Written exercise: Collect each line of the entries that holds the string "belső".

[Saved entries]
════════════════

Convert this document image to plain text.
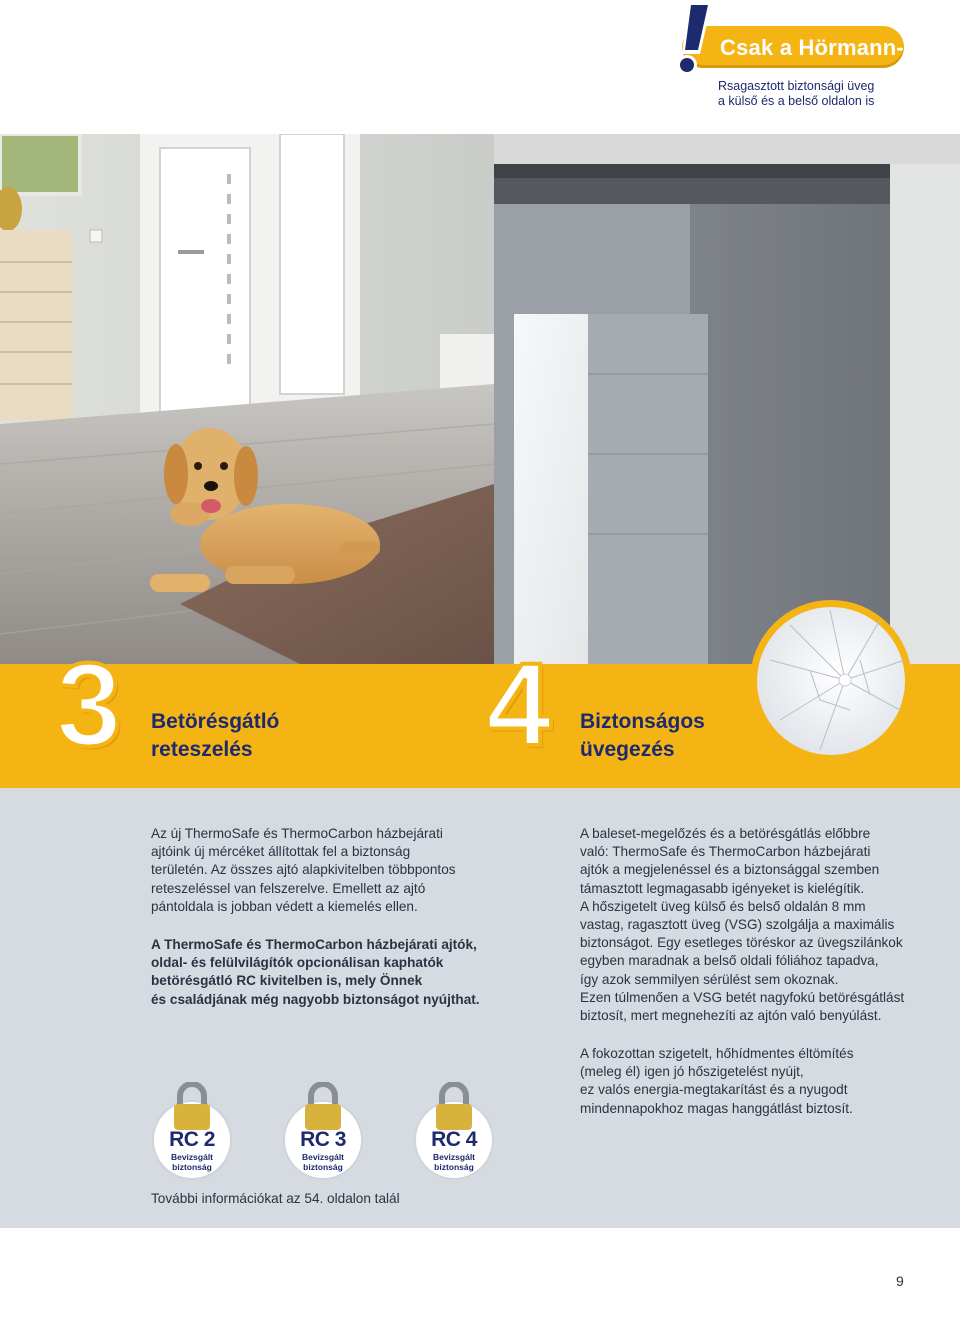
Csak a Hörmann-nál
Rsagasztott biztonsági üveg
a külső és a belső oldalon is
3 Betörésgátló
reteszelés	4 Biztonságos
üvegezés
Az új ThermoSafe és ThermoCarbon házbejárati
ajtóink új mércéket állítottak fel a biztonság
területén. Az összes ajtó alapkivitelben többpontos
reteszeléssel van felszerelve. Emellett az ajtó
pántoldala is jobban védett a kiemelés ellen.
A ThermoSafe és ThermoCarbon házbejárati ajtók,
oldal- és felülvilágítók opcionálisan kaphatók
betörésgátló RC kivitelben is, mely Önnek
és családjának még nagyobb biztonságot nyújthat.
A baleset-megelőzés és a betörésgátlás előbbre
való: ThermoSafe és ThermoCarbon házbejárati
ajtók a megjelenéssel és a biztonsággal szemben
támasztott legmagasabb igényeket is kielégítik.
A hőszigetelt üveg külső és belső oldalán 8 mm
vastag, ragasztott üveg (VSG) szolgálja a maximális
biztonságot. Egy esetleges töréskor az üvegszilánkok
egyben maradnak a belső oldali fóliához tapadva,
így azok semmilyen sérülést sem okoznak.
Ezen túlmenően a VSG betét nagyfokú betörésgátlást
biztosít, mert megnehezíti az ajtón való benyúlást.
A fokozottan szigetelt, hőhídmentes éltömítés
(meleg él) igen jó hőszigetelést nyújt,
ez valós energia-megtakarítást és a nyugodt
mindennapokhoz magas hanggátlást biztosít.
RC 2
Bevizsgált
biztonság
RC 3
Bevizsgált
biztonság
RC 4
Bevizsgált
biztonság
További információkat az 54. oldalon talál
9
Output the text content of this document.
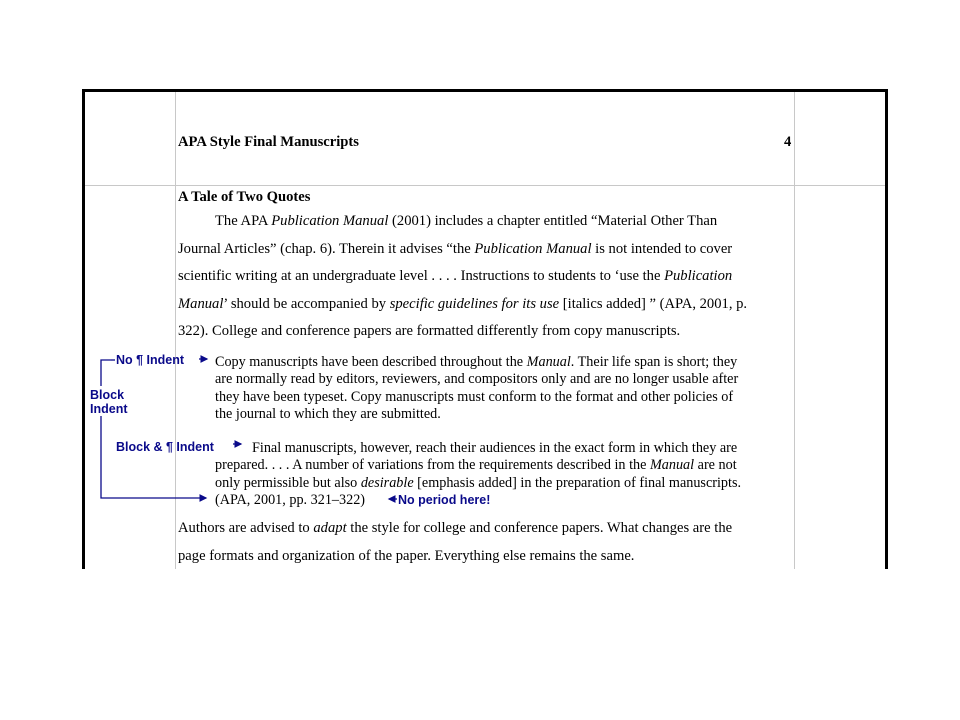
APA Style Final Manuscripts	4
A Tale of Two Quotes
The APA Publication Manual (2001) includes a chapter entitled “Material Other Than
Journal Articles” (chap. 6). Therein it advises “the Publication Manual is not intended to cover
scientific writing at an undergraduate level . . . . Instructions to students to ‘use the Publication
Manual’ should be accompanied by specific guidelines for its use [italics added] ” (APA, 2001, p.
322). College and conference papers are formatted differently from copy manuscripts.
Copy manuscripts have been described throughout the Manual. Their life span is short; they
are normally read by editors, reviewers, and compositors only and are no longer usable after
they have been typeset. Copy manuscripts must conform to the format and other policies of
the journal to which they are submitted.
Final manuscripts, however, reach their audiences in the exact form in which they are
prepared. . . . A number of variations from the requirements described in the Manual are not
only permissible but also desirable [emphasis added] in the preparation of final manuscripts.
(APA, 2001, pp. 321–322)
Authors are advised to adapt the style for college and conference papers. What changes are the
page formats and organization of the paper. Everything else remains the same.
No ¶ Indent
Block
Indent
Block & ¶ Indent
No period here!
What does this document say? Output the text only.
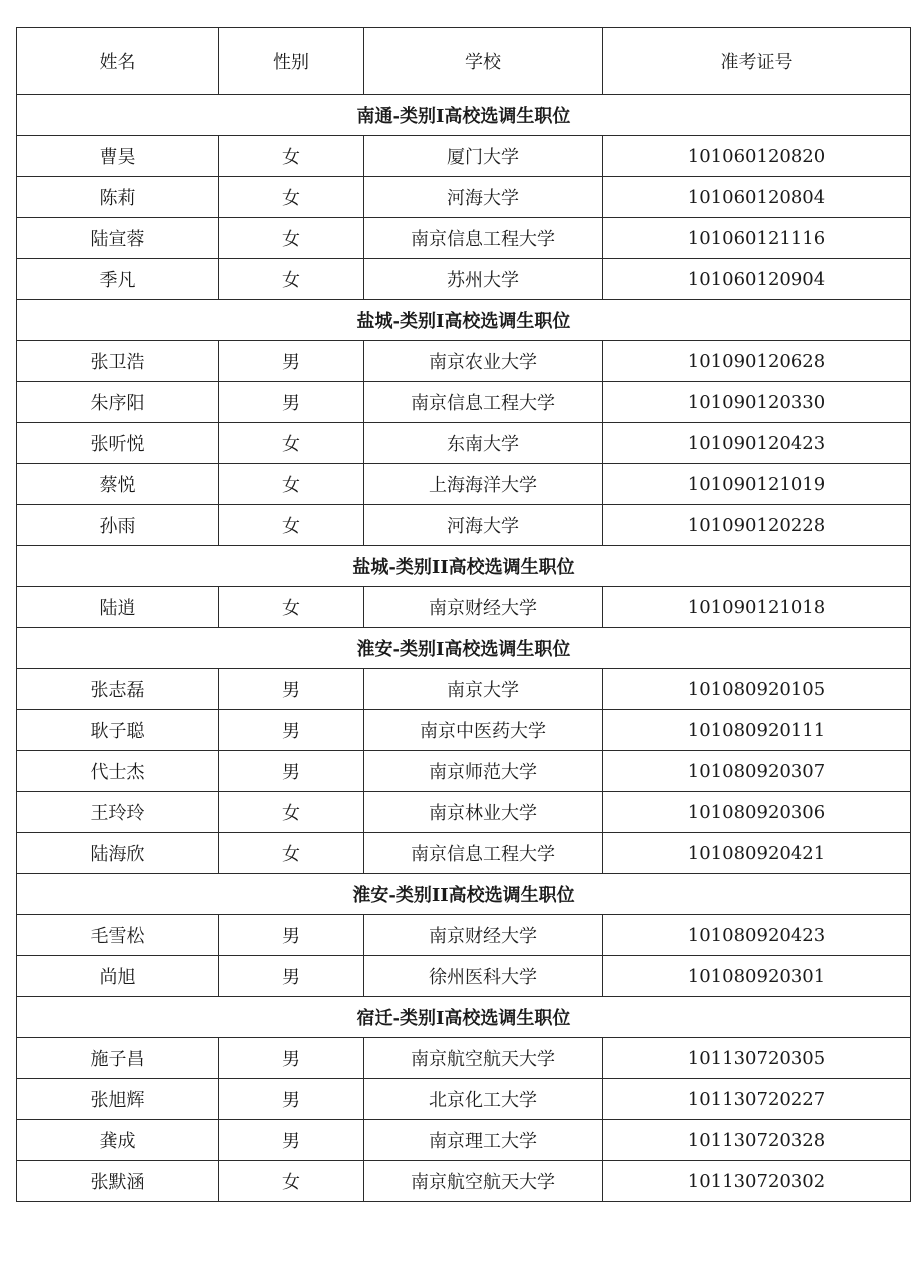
姓名	性别	学校	准考证号
南通-类别I高校选调生职位			
曹昊	女	厦门大学	101060120820
陈莉	女	河海大学	101060120804
陆宣蓉	女	南京信息工程大学	101060121116
季凡	女	苏州大学	101060120904
盐城-类别I高校选调生职位			
张卫浩	男	南京农业大学	101090120628
朱序阳	男	南京信息工程大学	101090120330
张听悦	女	东南大学	101090120423
蔡悦	女	上海海洋大学	101090121019
孙雨	女	河海大学	101090120228
盐城-类别II高校选调生职位			
陆逍	女	南京财经大学	101090121018
淮安-类别I高校选调生职位			
张志磊	男	南京大学	101080920105
耿子聪	男	南京中医药大学	101080920111
代士杰	男	南京师范大学	101080920307
王玲玲	女	南京林业大学	101080920306
陆海欣	女	南京信息工程大学	101080920421
淮安-类别II高校选调生职位			
毛雪松	男	南京财经大学	101080920423
尚旭	男	徐州医科大学	101080920301
宿迁-类别I高校选调生职位			
施子昌	男	南京航空航天大学	101130720305
张旭辉	男	北京化工大学	101130720227
龚成	男	南京理工大学	101130720328
张默涵	女	南京航空航天大学	101130720302
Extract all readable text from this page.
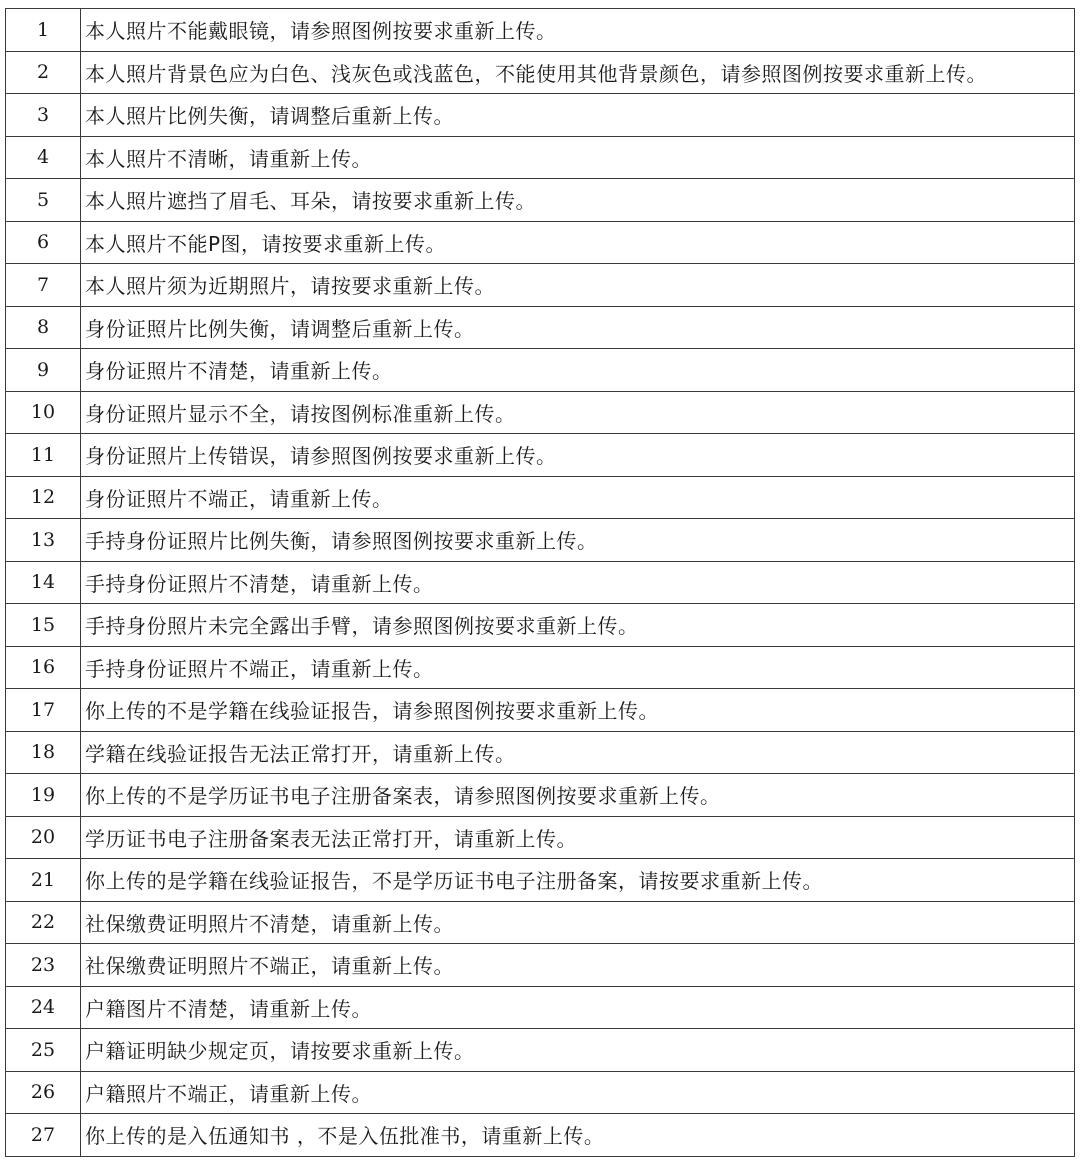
1	本人照片不能戴眼镜，请参照图例按要求重新上传。
2	本人照片背景色应为白色、浅灰色或浅蓝色，不能使用其他背景颜色，请参照图例按要求重新上传。
3	本人照片比例失衡，请调整后重新上传。
4	本人照片不清晰，请重新上传。
5	本人照片遮挡了眉毛、耳朵，请按要求重新上传。
6	本人照片不能P图，请按要求重新上传。
7	本人照片须为近期照片，请按要求重新上传。
8	身份证照片比例失衡，请调整后重新上传。
9	身份证照片不清楚，请重新上传。
10	身份证照片显示不全，请按图例标准重新上传。
11	身份证照片上传错误，请参照图例按要求重新上传。
12	身份证照片不端正，请重新上传。
13	手持身份证照片比例失衡，请参照图例按要求重新上传。
14	手持身份证照片不清楚，请重新上传。
15	手持身份照片未完全露出手臂，请参照图例按要求重新上传。
16	手持身份证照片不端正，请重新上传。
17	你上传的不是学籍在线验证报告，请参照图例按要求重新上传。
18	学籍在线验证报告无法正常打开，请重新上传。
19	你上传的不是学历证书电子注册备案表，请参照图例按要求重新上传。
20	学历证书电子注册备案表无法正常打开，请重新上传。
21	你上传的是学籍在线验证报告，不是学历证书电子注册备案，请按要求重新上传。
22	社保缴费证明照片不清楚，请重新上传。
23	社保缴费证明照片不端正，请重新上传。
24	户籍图片不清楚，请重新上传。
25	户籍证明缺少规定页，请按要求重新上传。
26	户籍照片不端正，请重新上传。
27	你上传的是入伍通知书 ，不是入伍批准书，请重新上传。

════════════════

Problem solution:
a külső és a belső oldalon is
A hőszigetelt üveg külső és belső oldalán 8 mm
egyben maradnak a belső oldali fóliához tapadva,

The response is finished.